Directions for this task »
Filter the records below down to lines containing "color".

Task material »
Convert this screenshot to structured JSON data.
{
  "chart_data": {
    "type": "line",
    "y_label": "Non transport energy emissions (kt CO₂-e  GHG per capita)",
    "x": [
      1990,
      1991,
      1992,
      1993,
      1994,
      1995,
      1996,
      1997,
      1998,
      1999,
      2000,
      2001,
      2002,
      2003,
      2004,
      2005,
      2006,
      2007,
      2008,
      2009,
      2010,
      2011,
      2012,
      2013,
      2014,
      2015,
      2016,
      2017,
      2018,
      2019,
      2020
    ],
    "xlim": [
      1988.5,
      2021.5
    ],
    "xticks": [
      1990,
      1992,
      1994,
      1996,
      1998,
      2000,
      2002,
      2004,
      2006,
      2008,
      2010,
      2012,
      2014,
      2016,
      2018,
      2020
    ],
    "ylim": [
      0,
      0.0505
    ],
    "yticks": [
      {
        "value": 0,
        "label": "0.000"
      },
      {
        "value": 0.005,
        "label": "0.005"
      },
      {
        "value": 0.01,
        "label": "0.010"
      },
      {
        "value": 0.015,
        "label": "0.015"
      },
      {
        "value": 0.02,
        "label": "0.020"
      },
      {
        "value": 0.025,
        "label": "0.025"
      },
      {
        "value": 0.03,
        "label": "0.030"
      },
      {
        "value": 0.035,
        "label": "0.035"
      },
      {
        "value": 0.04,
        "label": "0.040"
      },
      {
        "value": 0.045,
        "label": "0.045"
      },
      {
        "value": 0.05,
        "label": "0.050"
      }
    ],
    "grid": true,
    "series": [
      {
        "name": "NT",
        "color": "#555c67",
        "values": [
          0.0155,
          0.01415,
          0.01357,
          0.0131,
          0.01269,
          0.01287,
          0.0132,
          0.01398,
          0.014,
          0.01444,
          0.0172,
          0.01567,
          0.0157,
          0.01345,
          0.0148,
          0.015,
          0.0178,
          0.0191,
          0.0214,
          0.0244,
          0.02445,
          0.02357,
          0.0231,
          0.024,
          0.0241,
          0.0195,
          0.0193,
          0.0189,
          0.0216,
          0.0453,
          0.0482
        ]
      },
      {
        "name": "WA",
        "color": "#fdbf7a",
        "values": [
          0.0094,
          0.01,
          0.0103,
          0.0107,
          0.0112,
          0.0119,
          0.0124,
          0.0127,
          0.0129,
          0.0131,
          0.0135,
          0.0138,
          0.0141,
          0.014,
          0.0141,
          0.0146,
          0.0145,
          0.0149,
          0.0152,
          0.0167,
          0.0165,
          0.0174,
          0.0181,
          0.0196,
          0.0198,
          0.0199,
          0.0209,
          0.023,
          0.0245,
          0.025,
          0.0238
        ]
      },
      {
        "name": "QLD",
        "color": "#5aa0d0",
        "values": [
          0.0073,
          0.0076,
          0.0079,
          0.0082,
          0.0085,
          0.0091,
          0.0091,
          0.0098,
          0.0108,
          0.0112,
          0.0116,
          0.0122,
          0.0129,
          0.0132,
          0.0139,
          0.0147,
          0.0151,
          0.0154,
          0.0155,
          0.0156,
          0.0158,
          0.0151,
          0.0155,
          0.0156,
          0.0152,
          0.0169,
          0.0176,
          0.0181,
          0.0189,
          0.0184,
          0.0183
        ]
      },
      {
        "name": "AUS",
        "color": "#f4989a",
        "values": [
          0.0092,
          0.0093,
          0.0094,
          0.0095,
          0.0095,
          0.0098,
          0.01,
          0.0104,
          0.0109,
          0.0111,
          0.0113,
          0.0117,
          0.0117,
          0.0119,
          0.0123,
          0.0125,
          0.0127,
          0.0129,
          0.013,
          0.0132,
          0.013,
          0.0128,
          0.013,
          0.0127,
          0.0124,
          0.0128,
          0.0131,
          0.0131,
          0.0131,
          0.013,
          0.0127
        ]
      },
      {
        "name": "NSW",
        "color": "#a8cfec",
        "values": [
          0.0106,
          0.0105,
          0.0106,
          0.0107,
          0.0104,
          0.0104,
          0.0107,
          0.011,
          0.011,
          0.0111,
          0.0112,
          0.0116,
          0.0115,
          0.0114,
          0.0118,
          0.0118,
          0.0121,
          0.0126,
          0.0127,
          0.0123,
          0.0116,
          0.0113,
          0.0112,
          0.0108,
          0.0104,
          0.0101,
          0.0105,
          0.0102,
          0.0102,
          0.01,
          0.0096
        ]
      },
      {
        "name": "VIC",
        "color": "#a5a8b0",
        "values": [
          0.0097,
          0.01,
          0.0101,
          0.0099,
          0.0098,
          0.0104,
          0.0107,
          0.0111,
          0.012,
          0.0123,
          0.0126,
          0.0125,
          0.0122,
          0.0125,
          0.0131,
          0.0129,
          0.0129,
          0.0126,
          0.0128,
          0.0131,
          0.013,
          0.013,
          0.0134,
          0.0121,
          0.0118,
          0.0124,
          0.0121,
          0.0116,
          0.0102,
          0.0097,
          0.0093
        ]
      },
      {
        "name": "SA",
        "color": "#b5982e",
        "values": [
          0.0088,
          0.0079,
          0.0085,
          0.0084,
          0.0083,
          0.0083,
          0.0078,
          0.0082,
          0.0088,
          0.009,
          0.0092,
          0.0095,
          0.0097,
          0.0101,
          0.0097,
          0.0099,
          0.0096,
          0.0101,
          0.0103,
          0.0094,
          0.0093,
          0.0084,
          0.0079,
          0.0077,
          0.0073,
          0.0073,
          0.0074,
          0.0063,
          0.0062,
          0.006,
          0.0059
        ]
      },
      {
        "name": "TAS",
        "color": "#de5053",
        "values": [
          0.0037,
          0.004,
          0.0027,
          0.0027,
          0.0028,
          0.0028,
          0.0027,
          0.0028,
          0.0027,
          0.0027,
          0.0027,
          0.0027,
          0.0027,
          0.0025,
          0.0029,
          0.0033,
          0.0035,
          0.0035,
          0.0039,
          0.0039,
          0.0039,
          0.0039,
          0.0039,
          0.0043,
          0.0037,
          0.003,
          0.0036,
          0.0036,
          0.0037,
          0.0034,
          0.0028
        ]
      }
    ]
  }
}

Output for this task »
        "color": "#555c67",
        "color": "#fdbf7a",
        "color": "#5aa0d0",
        "color": "#f4989a",
        "color": "#a8cfec",
        "color": "#a5a8b0",
        "color": "#b5982e",
        "color": "#de5053",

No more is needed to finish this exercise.